*TASK PROMPT*:
The records should be repeated word for word, pictures excluded.

*A run of records*:
■ ■ ■ ■ ■ ■ ■

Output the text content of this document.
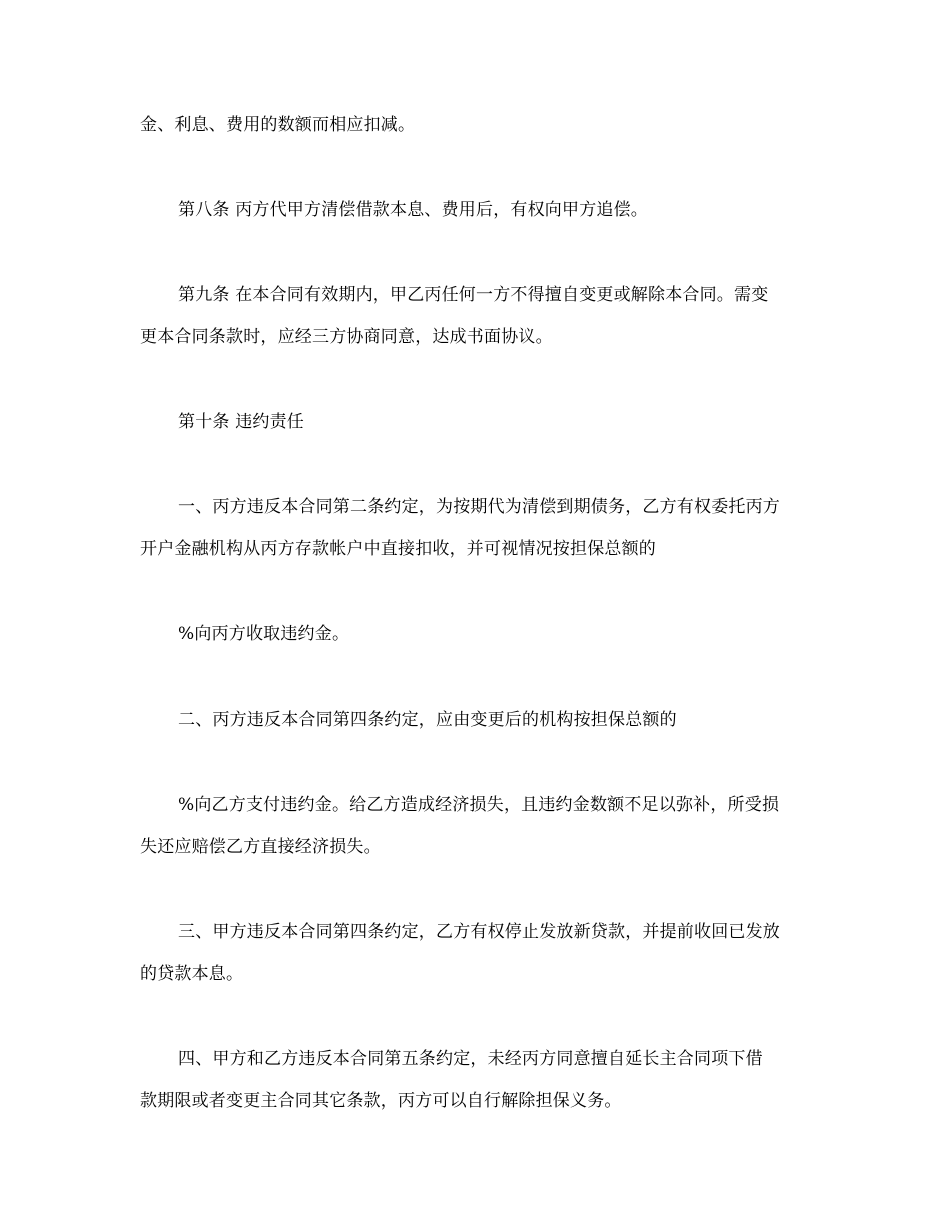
金、利息、费用的数额而相应扣减。
第八条 丙方代甲方清偿借款本息、费用后，有权向甲方追偿。
第九条 在本合同有效期内，甲乙丙任何一方不得擅自变更或解除本合同。需变
更本合同条款时，应经三方协商同意，达成书面协议。
第十条 违约责任
一、丙方违反本合同第二条约定，为按期代为清偿到期债务，乙方有权委托丙方
开户金融机构从丙方存款帐户中直接扣收，并可视情况按担保总额的
%向丙方收取违约金。
二、丙方违反本合同第四条约定，应由变更后的机构按担保总额的
%向乙方支付违约金。给乙方造成经济损失，且违约金数额不足以弥补，所受损
失还应赔偿乙方直接经济损失。
三、甲方违反本合同第四条约定，乙方有权停止发放新贷款，并提前收回已发放
的贷款本息。
四、甲方和乙方违反本合同第五条约定，未经丙方同意擅自延长主合同项下借
款期限或者变更主合同其它条款，丙方可以自行解除担保义务。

■ ■ ■ ■ ■ ■ ■

*THE COMPLETED TASK*:
Output the text content of this document.
金、利息、费用的数额而相应扣减。
第八条 丙方代甲方清偿借款本息、费用后，有权向甲方追偿。
第九条 在本合同有效期内，甲乙丙任何一方不得擅自变更或解除本合同。需变
更本合同条款时，应经三方协商同意，达成书面协议。
第十条 违约责任
一、丙方违反本合同第二条约定，为按期代为清偿到期债务，乙方有权委托丙方
开户金融机构从丙方存款帐户中直接扣收，并可视情况按担保总额的
%向丙方收取违约金。
二、丙方违反本合同第四条约定，应由变更后的机构按担保总额的
%向乙方支付违约金。给乙方造成经济损失，且违约金数额不足以弥补，所受损
失还应赔偿乙方直接经济损失。
三、甲方违反本合同第四条约定，乙方有权停止发放新贷款，并提前收回已发放
的贷款本息。
四、甲方和乙方违反本合同第五条约定，未经丙方同意擅自延长主合同项下借
款期限或者变更主合同其它条款，丙方可以自行解除担保义务。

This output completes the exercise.